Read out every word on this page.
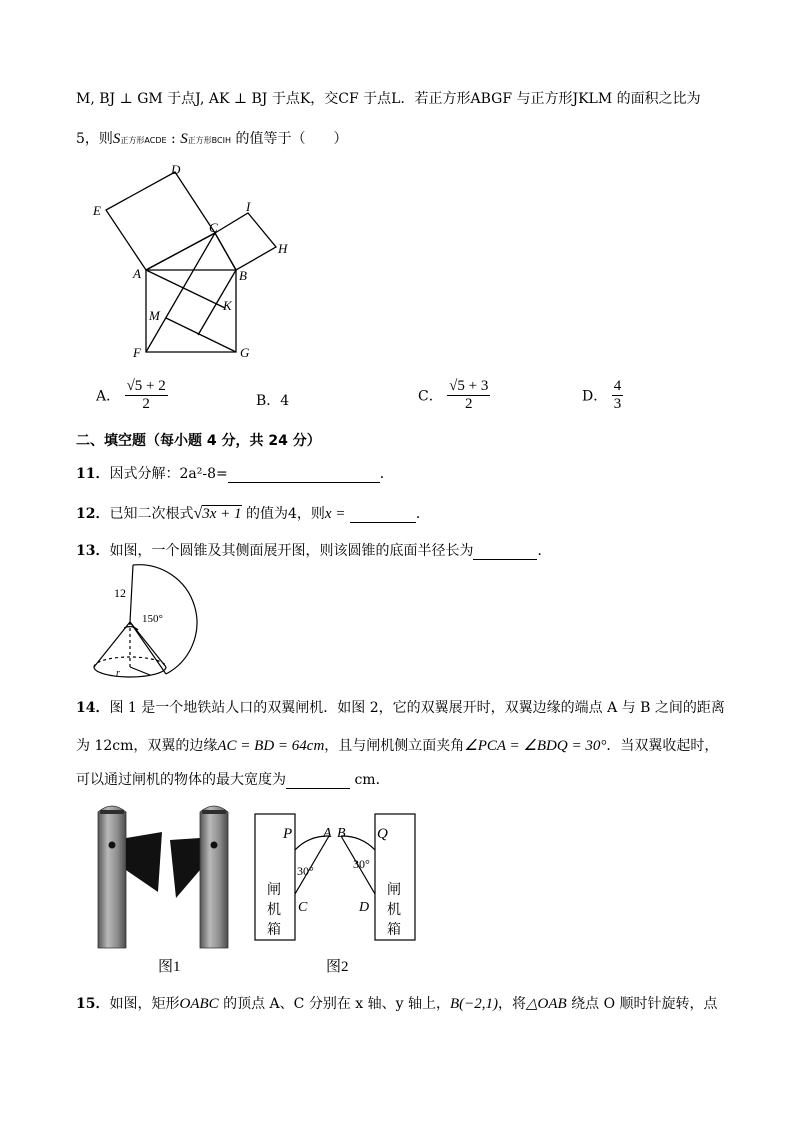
M, BJ ⊥ GM 于点J, AK ⊥ BJ 于点K，交CF 于点L．若正方形ABGF 与正方形JKLM 的面积之比为
5，则S正方形ACDE : S正方形BCIH 的值等于（　　）
D
E
C
I
H
A	B
K
M
F	G
A． $\frac{√5 + 2}{2}$	B．4	C． $\frac{√5 + 3}{2}$	D． $\frac{4}{3}$
二、填空题（每小题 4 分，共 24 分）
11．因式分解：2a²-8=	．
12．已知二次根式√3x + 1 的值为4，则x =	．
13．如图，一个圆锥及其侧面展开图，则该圆锥的底面半径长为	．
12
150°
r
14．图 1 是一个地铁站人口的双翼闸机．如图 2，它的双翼展开时，双翼边缘的端点 A 与 B 之间的距离
为 12cm，双翼的边缘AC = BD = 64cm，且与闸机侧立面夹角∠PCA = ∠BDQ = 30°．当双翼收起时，
可以通过闸机的物体的最大宽度为	cm．
图1
P A B Q
30°	30°
C	D
闸
机
箱
闸
机
箱
图2
15．如图，矩形OABC 的顶点 A、C 分别在 x 轴、y 轴上，B(−2,1)，将△OAB 绕点 O 顺时针旋转，点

## PROBLEM DETAILS
Reproduce the whole listing above word for word, but not its pictures.

## SOLUTION TO THE PROBLEM
Read out every word on this page.
M, BJ ⊥ GM 于点J, AK ⊥ BJ 于点K，交CF 于点L．若正方形ABGF 与正方形JKLM 的面积之比为
5，则S正方形ACDE : S正方形BCIH 的值等于（　　）
D
E
C
I
H
A	B
K
M
F	G
A． $\frac{√5 + 2}{2}$	B．4	C． $\frac{√5 + 3}{2}$	D． $\frac{4}{3}$
二、填空题（每小题 4 分，共 24 分）
11．因式分解：2a²-8=	．
12．已知二次根式√3x + 1 的值为4，则x =	．
13．如图，一个圆锥及其侧面展开图，则该圆锥的底面半径长为	．
12
150°
r
14．图 1 是一个地铁站人口的双翼闸机．如图 2，它的双翼展开时，双翼边缘的端点 A 与 B 之间的距离
为 12cm，双翼的边缘AC = BD = 64cm，且与闸机侧立面夹角∠PCA = ∠BDQ = 30°．当双翼收起时，
可以通过闸机的物体的最大宽度为	cm．
图1
P A B Q
30°	30°
C	D
闸
机
箱
闸
机
箱
图2
15．如图，矩形OABC 的顶点 A、C 分别在 x 轴、y 轴上，B(−2,1)，将△OAB 绕点 O 顺时针旋转，点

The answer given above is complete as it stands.